%%

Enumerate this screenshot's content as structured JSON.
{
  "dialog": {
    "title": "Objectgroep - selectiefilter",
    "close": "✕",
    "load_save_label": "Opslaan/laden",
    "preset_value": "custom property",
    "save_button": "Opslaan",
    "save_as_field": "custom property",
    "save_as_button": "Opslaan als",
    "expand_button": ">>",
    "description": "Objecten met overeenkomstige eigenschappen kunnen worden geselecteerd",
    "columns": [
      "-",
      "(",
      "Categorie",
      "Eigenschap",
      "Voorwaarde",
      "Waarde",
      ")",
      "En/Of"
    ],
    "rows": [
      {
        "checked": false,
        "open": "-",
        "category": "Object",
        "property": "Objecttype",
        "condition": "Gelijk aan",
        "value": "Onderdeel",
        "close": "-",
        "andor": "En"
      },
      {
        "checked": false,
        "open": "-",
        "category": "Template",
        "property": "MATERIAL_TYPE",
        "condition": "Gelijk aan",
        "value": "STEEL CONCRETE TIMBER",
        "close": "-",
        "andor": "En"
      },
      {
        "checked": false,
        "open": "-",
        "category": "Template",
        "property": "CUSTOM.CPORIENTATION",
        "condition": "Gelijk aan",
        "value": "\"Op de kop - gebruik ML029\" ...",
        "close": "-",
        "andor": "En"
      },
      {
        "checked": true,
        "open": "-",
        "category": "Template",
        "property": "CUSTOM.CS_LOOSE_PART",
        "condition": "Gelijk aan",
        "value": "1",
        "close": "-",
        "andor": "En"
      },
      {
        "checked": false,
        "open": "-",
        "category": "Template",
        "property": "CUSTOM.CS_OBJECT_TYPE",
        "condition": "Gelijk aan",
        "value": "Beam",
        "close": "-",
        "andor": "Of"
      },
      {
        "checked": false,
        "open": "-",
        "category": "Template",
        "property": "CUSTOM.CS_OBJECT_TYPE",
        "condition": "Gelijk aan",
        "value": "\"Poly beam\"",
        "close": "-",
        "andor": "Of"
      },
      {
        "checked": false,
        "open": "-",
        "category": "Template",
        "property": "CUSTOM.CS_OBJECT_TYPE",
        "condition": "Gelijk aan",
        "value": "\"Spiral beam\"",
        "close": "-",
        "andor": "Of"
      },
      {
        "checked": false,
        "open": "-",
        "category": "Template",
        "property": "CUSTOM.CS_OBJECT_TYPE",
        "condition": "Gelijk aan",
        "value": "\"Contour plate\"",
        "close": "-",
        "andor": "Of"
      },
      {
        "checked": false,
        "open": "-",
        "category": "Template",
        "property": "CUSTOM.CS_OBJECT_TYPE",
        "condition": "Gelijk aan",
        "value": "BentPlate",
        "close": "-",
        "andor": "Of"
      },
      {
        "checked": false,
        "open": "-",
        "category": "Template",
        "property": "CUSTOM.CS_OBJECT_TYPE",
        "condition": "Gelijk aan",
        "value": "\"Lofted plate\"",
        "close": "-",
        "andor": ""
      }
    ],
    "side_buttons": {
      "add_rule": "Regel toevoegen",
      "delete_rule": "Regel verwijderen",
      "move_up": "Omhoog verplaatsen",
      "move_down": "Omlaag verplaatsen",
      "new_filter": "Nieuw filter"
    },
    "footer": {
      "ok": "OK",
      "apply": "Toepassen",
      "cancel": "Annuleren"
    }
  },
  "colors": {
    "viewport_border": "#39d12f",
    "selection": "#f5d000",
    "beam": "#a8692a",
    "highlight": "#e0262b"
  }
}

%%

## Stated exercise
Return every line of the material exactly.

## Solution for this problem
Enumerate this screenshot's content as structured JSON.
{
  "dialog": {
    "title": "Objectgroep - selectiefilter",
    "close": "✕",
    "load_save_label": "Opslaan/laden",
    "preset_value": "custom property",
    "save_button": "Opslaan",
    "save_as_field": "custom property",
    "save_as_button": "Opslaan als",
    "expand_button": ">>",
    "description": "Objecten met overeenkomstige eigenschappen kunnen worden geselecteerd",
    "columns": [
      "-",
      "(",
      "Categorie",
      "Eigenschap",
      "Voorwaarde",
      "Waarde",
      ")",
      "En/Of"
    ],
    "rows": [
      {
        "checked": false,
        "open": "-",
        "category": "Object",
        "property": "Objecttype",
        "condition": "Gelijk aan",
        "value": "Onderdeel",
        "close": "-",
        "andor": "En"
      },
      {
        "checked": false,
        "open": "-",
        "category": "Template",
        "property": "MATERIAL_TYPE",
        "condition": "Gelijk aan",
        "value": "STEEL CONCRETE TIMBER",
        "close": "-",
        "andor": "En"
      },
      {
        "checked": false,
        "open": "-",
        "category": "Template",
        "property": "CUSTOM.CPORIENTATION",
        "condition": "Gelijk aan",
        "value": "\"Op de kop - gebruik ML029\" ...",
        "close": "-",
        "andor": "En"
      },
      {
        "checked": true,
        "open": "-",
        "category": "Template",
        "property": "CUSTOM.CS_LOOSE_PART",
        "condition": "Gelijk aan",
        "value": "1",
        "close": "-",
        "andor": "En"
      },
      {
        "checked": false,
        "open": "-",
        "category": "Template",
        "property": "CUSTOM.CS_OBJECT_TYPE",
        "condition": "Gelijk aan",
        "value": "Beam",
        "close": "-",
        "andor": "Of"
      },
      {
        "checked": false,
        "open": "-",
        "category": "Template",
        "property": "CUSTOM.CS_OBJECT_TYPE",
        "condition": "Gelijk aan",
        "value": "\"Poly beam\"",
        "close": "-",
        "andor": "Of"
      },
      {
        "checked": false,
        "open": "-",
        "category": "Template",
        "property": "CUSTOM.CS_OBJECT_TYPE",
        "condition": "Gelijk aan",
        "value": "\"Spiral beam\"",
        "close": "-",
        "andor": "Of"
      },
      {
        "checked": false,
        "open": "-",
        "category": "Template",
        "property": "CUSTOM.CS_OBJECT_TYPE",
        "condition": "Gelijk aan",
        "value": "\"Contour plate\"",
        "close": "-",
        "andor": "Of"
      },
      {
        "checked": false,
        "open": "-",
        "category": "Template",
        "property": "CUSTOM.CS_OBJECT_TYPE",
        "condition": "Gelijk aan",
        "value": "BentPlate",
        "close": "-",
        "andor": "Of"
      },
      {
        "checked": false,
        "open": "-",
        "category": "Template",
        "property": "CUSTOM.CS_OBJECT_TYPE",
        "condition": "Gelijk aan",
        "value": "\"Lofted plate\"",
        "close": "-",
        "andor": ""
      }
    ],
    "side_buttons": {
      "add_rule": "Regel toevoegen",
      "delete_rule": "Regel verwijderen",
      "move_up": "Omhoog verplaatsen",
      "move_down": "Omlaag verplaatsen",
      "new_filter": "Nieuw filter"
    },
    "footer": {
      "ok": "OK",
      "apply": "Toepassen",
      "cancel": "Annuleren"
    }
  },
  "colors": {
    "viewport_border": "#39d12f",
    "selection": "#f5d000",
    "beam": "#a8692a",
    "highlight": "#e0262b"
  }
}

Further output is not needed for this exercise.